## START Input rows
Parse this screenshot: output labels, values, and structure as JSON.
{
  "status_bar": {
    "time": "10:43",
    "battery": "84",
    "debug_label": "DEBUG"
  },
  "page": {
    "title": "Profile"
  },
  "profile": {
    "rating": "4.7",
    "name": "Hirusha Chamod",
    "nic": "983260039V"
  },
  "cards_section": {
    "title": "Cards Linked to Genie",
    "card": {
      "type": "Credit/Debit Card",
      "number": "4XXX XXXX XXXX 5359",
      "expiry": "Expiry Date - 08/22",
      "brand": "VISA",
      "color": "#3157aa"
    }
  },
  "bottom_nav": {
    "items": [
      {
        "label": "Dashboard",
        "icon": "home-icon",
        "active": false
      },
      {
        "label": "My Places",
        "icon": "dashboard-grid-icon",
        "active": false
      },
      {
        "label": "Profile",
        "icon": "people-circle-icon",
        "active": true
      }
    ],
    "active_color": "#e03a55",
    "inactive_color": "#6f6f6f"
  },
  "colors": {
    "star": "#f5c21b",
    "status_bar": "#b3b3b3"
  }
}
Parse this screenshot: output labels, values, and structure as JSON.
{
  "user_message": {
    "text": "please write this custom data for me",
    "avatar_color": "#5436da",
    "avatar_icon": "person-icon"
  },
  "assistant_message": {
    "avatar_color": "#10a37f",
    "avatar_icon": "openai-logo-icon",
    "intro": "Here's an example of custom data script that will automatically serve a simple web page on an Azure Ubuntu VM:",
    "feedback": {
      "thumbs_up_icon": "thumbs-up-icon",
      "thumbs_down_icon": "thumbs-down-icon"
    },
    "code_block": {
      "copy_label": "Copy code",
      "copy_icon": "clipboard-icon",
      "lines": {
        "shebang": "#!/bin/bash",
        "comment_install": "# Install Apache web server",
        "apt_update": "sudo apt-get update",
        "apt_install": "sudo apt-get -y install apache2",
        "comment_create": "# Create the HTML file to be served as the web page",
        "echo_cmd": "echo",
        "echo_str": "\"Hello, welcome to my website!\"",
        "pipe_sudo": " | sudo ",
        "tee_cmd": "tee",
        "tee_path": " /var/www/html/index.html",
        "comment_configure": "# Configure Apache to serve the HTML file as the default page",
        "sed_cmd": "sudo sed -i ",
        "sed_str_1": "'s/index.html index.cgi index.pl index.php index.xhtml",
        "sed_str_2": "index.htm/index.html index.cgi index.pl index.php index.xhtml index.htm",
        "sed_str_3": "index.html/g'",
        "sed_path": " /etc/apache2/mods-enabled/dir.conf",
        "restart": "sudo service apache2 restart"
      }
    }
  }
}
## END Input rows
Goal:
Collect the lines that hold "data".

Written response:
    "text": "please write this custom data for me",
    "intro": "Here's an example of custom data script that will automatically serve a simple web page on an Azure Ubuntu VM:",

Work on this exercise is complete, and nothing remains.